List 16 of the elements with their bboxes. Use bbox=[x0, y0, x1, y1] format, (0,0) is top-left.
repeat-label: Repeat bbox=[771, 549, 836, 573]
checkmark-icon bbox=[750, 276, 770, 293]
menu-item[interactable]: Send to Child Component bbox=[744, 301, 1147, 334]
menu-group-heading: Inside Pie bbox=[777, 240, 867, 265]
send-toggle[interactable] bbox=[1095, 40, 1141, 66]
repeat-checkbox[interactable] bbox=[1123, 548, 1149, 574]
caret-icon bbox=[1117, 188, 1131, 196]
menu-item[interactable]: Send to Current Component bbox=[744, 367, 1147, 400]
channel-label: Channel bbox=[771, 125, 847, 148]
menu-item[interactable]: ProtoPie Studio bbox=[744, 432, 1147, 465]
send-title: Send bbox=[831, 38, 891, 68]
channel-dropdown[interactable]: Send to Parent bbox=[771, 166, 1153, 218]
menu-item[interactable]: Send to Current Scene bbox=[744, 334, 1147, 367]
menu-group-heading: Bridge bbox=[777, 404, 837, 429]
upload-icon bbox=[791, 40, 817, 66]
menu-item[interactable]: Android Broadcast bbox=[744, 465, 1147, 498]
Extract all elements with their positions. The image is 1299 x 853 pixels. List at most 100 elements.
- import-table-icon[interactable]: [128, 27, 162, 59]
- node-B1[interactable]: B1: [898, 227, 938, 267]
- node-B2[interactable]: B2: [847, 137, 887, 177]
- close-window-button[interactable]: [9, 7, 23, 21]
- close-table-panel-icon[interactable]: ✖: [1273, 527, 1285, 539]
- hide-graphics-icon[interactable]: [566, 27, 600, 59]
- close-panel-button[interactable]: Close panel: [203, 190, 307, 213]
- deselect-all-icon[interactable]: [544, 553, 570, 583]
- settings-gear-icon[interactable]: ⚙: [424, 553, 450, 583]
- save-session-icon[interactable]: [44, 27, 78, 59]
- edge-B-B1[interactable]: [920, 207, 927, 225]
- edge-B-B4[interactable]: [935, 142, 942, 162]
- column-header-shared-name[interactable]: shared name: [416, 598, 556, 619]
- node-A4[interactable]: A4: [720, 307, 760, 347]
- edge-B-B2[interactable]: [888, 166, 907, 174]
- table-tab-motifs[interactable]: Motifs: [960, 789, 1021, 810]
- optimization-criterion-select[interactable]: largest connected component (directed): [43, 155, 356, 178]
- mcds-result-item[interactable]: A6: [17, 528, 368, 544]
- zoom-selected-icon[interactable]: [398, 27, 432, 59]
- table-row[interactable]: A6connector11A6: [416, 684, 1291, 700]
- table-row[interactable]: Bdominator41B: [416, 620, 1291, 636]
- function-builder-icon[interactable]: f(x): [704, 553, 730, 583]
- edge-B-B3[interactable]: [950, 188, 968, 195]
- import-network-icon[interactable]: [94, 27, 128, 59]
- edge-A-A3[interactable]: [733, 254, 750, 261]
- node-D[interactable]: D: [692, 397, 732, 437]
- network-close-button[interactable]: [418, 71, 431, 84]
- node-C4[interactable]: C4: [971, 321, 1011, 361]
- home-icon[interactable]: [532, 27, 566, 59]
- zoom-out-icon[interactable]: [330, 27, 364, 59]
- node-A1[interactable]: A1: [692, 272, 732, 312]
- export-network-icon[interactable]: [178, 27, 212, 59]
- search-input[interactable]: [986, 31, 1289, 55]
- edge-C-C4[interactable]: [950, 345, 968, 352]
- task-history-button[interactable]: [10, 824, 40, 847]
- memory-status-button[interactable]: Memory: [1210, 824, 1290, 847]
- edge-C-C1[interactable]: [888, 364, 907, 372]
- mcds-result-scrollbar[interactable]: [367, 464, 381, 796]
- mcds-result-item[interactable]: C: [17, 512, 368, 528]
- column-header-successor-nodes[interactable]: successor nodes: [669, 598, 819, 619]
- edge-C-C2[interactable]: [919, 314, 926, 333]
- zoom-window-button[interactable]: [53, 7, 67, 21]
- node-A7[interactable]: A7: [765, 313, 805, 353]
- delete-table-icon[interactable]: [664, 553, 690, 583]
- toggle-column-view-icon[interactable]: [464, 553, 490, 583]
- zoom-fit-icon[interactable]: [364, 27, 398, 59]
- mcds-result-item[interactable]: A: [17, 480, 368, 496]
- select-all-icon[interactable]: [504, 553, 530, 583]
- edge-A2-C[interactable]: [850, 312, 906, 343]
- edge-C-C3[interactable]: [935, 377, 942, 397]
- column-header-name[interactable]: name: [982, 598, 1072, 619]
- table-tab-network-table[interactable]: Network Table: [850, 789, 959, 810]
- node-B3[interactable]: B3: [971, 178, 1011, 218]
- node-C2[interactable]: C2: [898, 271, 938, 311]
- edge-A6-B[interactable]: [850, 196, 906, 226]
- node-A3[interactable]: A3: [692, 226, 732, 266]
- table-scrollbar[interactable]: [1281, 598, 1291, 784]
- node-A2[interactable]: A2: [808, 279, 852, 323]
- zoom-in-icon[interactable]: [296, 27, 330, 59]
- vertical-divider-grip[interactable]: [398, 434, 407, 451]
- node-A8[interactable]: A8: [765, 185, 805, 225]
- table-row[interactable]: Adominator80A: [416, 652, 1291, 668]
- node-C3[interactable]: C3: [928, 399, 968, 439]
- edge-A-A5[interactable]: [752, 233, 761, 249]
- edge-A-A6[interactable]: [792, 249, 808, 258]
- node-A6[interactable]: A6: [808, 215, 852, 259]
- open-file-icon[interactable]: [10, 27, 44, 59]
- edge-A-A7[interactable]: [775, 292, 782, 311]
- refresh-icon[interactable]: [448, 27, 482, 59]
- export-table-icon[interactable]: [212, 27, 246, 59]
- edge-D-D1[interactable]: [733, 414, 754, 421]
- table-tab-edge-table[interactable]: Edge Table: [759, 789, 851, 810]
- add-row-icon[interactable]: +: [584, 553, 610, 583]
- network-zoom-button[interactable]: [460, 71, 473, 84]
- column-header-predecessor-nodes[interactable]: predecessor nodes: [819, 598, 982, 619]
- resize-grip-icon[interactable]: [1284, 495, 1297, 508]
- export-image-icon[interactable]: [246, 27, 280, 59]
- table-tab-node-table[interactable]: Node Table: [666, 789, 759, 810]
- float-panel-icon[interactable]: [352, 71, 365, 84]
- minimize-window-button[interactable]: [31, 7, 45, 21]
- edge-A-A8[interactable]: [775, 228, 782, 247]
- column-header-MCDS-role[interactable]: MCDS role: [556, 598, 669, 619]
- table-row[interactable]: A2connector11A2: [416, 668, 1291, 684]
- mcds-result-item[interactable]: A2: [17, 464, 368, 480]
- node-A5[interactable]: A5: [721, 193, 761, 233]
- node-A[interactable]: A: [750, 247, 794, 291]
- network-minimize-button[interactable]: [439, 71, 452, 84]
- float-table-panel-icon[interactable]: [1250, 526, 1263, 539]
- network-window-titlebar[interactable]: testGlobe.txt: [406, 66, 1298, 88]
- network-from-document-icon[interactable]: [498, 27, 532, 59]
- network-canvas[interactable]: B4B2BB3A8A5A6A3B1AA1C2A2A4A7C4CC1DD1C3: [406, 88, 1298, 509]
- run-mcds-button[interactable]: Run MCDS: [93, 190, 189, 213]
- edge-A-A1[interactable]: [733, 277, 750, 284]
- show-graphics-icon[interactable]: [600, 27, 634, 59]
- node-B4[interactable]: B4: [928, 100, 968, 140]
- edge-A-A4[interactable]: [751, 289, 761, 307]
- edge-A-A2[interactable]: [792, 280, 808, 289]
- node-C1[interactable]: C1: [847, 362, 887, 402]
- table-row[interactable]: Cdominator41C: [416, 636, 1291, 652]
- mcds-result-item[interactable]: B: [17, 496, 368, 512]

*Objective*: Copy the records from their first line through the line that contains "send-title: Send bbox=[831, 38, 891, 68]", substituting "Within Pie" for "Inside Pie" and leaving everything else unchanged.

*Right answer*:
List 16 of the elements with their bboxes. Use bbox=[x0, y0, x1, y1] format, (0,0) is top-left.
repeat-label: Repeat bbox=[771, 549, 836, 573]
checkmark-icon bbox=[750, 276, 770, 293]
menu-item[interactable]: Send to Child Component bbox=[744, 301, 1147, 334]
menu-group-heading: Within Pie bbox=[777, 240, 867, 265]
send-toggle[interactable] bbox=[1095, 40, 1141, 66]
repeat-checkbox[interactable] bbox=[1123, 548, 1149, 574]
caret-icon bbox=[1117, 188, 1131, 196]
menu-item[interactable]: Send to Current Component bbox=[744, 367, 1147, 400]
channel-label: Channel bbox=[771, 125, 847, 148]
menu-item[interactable]: ProtoPie Studio bbox=[744, 432, 1147, 465]
send-title: Send bbox=[831, 38, 891, 68]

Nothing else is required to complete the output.